EXERCISE:
The records that follow should be retyped word for word.

▬▬▬▬▬▬

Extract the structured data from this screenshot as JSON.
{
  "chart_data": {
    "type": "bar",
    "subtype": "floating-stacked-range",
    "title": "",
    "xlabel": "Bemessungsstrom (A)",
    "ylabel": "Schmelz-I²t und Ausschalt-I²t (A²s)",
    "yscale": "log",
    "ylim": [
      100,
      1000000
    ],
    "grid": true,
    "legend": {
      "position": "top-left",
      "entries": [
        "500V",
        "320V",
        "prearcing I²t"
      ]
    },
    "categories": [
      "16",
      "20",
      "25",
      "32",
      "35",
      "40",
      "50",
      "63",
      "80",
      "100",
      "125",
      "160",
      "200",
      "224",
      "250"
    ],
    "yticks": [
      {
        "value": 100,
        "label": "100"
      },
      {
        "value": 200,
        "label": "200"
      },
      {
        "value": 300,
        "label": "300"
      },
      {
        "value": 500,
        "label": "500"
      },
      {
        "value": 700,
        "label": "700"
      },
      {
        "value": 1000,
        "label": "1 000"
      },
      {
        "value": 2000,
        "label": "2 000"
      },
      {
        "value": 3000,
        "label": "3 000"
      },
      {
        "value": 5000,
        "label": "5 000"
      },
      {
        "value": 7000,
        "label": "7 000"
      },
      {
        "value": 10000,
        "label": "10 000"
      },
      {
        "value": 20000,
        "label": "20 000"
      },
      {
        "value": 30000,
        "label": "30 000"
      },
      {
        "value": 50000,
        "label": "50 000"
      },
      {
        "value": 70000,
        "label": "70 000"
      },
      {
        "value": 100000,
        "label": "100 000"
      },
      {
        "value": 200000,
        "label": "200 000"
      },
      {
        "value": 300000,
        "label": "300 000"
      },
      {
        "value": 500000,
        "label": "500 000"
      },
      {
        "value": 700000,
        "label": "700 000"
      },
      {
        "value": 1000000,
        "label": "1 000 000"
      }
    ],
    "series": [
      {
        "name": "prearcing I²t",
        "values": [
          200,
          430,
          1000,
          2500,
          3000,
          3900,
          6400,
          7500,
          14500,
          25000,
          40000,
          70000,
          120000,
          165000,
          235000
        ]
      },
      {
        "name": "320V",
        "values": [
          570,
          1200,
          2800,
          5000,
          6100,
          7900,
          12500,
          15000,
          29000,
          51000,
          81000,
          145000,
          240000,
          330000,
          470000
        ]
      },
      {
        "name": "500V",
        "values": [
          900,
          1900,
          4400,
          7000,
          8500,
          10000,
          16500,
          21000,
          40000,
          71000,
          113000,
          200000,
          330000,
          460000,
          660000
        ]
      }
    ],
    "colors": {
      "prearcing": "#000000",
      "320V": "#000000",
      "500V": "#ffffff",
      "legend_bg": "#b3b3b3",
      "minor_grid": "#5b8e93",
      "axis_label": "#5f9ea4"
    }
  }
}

▬▬▬▬▬▬

RESULT OF THIS TASK:
Extract the structured data from this screenshot as JSON.
{
  "chart_data": {
    "type": "bar",
    "subtype": "floating-stacked-range",
    "title": "",
    "xlabel": "Bemessungsstrom (A)",
    "ylabel": "Schmelz-I²t und Ausschalt-I²t (A²s)",
    "yscale": "log",
    "ylim": [
      100,
      1000000
    ],
    "grid": true,
    "legend": {
      "position": "top-left",
      "entries": [
        "500V",
        "320V",
        "prearcing I²t"
      ]
    },
    "categories": [
      "16",
      "20",
      "25",
      "32",
      "35",
      "40",
      "50",
      "63",
      "80",
      "100",
      "125",
      "160",
      "200",
      "224",
      "250"
    ],
    "yticks": [
      {
        "value": 100,
        "label": "100"
      },
      {
        "value": 200,
        "label": "200"
      },
      {
        "value": 300,
        "label": "300"
      },
      {
        "value": 500,
        "label": "500"
      },
      {
        "value": 700,
        "label": "700"
      },
      {
        "value": 1000,
        "label": "1 000"
      },
      {
        "value": 2000,
        "label": "2 000"
      },
      {
        "value": 3000,
        "label": "3 000"
      },
      {
        "value": 5000,
        "label": "5 000"
      },
      {
        "value": 7000,
        "label": "7 000"
      },
      {
        "value": 10000,
        "label": "10 000"
      },
      {
        "value": 20000,
        "label": "20 000"
      },
      {
        "value": 30000,
        "label": "30 000"
      },
      {
        "value": 50000,
        "label": "50 000"
      },
      {
        "value": 70000,
        "label": "70 000"
      },
      {
        "value": 100000,
        "label": "100 000"
      },
      {
        "value": 200000,
        "label": "200 000"
      },
      {
        "value": 300000,
        "label": "300 000"
      },
      {
        "value": 500000,
        "label": "500 000"
      },
      {
        "value": 700000,
        "label": "700 000"
      },
      {
        "value": 1000000,
        "label": "1 000 000"
      }
    ],
    "series": [
      {
        "name": "prearcing I²t",
        "values": [
          200,
          430,
          1000,
          2500,
          3000,
          3900,
          6400,
          7500,
          14500,
          25000,
          40000,
          70000,
          120000,
          165000,
          235000
        ]
      },
      {
        "name": "320V",
        "values": [
          570,
          1200,
          2800,
          5000,
          6100,
          7900,
          12500,
          15000,
          29000,
          51000,
          81000,
          145000,
          240000,
          330000,
          470000
        ]
      },
      {
        "name": "500V",
        "values": [
          900,
          1900,
          4400,
          7000,
          8500,
          10000,
          16500,
          21000,
          40000,
          71000,
          113000,
          200000,
          330000,
          460000,
          660000
        ]
      }
    ],
    "colors": {
      "prearcing": "#000000",
      "320V": "#000000",
      "500V": "#ffffff",
      "legend_bg": "#b3b3b3",
      "minor_grid": "#5b8e93",
      "axis_label": "#5f9ea4"
    }
  }
}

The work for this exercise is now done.